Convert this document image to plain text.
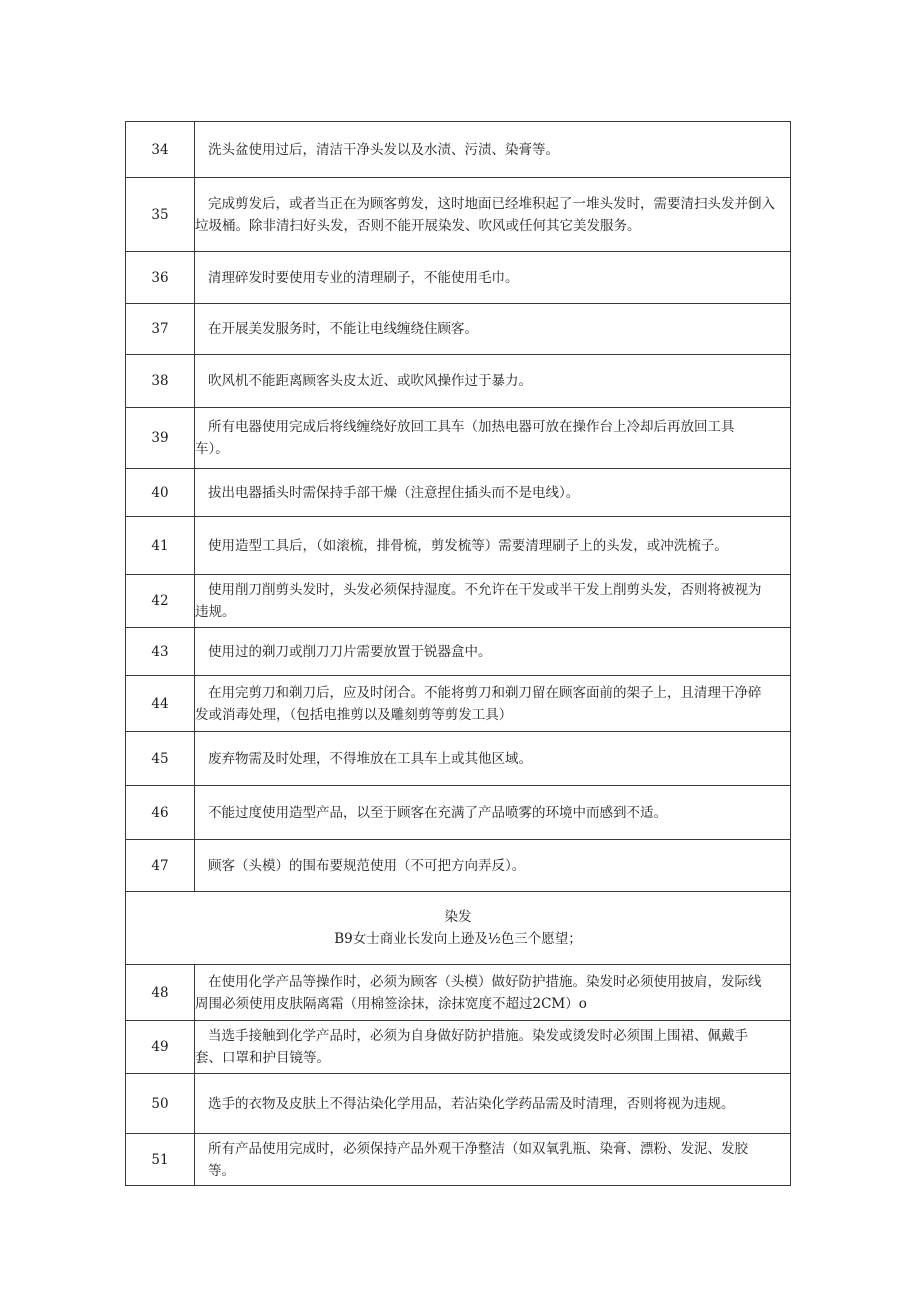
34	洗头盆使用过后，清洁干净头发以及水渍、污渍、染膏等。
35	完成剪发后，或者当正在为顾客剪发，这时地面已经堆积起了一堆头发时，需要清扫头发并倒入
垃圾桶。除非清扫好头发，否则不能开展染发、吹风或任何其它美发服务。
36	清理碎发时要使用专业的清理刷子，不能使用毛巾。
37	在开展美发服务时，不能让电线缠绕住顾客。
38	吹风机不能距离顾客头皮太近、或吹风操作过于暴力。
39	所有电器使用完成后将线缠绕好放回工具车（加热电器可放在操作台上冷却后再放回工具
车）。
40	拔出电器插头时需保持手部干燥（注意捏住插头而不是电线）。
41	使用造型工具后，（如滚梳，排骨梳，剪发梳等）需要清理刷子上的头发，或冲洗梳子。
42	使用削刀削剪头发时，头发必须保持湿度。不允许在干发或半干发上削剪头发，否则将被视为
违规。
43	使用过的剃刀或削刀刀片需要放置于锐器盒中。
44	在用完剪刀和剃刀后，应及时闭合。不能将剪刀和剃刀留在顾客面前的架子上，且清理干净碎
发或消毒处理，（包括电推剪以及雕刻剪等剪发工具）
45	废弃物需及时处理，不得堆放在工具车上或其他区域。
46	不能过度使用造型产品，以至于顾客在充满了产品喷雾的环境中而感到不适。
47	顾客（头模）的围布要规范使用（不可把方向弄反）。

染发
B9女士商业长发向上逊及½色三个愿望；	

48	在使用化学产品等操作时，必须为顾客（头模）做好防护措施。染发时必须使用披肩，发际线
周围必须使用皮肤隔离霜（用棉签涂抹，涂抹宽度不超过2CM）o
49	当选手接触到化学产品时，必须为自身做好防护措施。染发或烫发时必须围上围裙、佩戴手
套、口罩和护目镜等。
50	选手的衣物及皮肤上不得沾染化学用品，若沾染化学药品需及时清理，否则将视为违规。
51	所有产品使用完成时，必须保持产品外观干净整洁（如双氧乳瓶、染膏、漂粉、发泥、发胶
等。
________
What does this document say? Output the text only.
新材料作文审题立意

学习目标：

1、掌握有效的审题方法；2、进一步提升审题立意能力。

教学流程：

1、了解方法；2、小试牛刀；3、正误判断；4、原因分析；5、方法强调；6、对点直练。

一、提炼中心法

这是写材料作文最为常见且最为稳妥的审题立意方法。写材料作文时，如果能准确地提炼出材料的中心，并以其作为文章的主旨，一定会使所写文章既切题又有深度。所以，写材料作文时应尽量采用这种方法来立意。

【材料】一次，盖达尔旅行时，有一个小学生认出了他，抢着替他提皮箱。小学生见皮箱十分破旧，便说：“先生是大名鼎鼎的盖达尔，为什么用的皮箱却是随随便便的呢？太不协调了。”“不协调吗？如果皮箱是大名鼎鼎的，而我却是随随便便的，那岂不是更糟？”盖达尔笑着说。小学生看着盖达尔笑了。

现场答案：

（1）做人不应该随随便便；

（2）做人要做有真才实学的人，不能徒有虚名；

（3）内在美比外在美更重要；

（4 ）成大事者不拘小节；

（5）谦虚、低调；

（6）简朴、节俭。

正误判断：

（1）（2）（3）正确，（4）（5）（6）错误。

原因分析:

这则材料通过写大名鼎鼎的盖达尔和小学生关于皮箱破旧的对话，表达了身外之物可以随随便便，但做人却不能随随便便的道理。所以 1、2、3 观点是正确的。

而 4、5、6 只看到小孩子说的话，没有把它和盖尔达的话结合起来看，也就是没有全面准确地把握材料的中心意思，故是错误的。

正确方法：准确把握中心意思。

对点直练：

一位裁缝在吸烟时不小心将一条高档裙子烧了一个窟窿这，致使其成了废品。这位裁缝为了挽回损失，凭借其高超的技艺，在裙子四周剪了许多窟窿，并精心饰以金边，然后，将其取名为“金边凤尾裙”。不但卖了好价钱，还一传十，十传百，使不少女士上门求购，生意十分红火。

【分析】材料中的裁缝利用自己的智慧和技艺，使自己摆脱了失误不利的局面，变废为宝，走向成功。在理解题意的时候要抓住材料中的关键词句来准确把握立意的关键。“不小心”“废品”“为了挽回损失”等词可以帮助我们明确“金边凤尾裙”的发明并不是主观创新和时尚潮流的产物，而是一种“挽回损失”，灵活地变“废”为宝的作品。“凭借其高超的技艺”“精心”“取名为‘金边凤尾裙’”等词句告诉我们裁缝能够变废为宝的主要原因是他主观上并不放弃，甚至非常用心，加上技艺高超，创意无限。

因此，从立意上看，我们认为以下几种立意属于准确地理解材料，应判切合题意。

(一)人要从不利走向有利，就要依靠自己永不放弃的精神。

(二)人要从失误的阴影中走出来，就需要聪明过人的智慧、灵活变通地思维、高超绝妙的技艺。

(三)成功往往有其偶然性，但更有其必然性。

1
________
EXERCISE DIRECTIONS
Copy out every line with the word "text".

ANSWER TO THIS EXERCISE
Convert this document image to plain text.
What does this document say? Output the text only.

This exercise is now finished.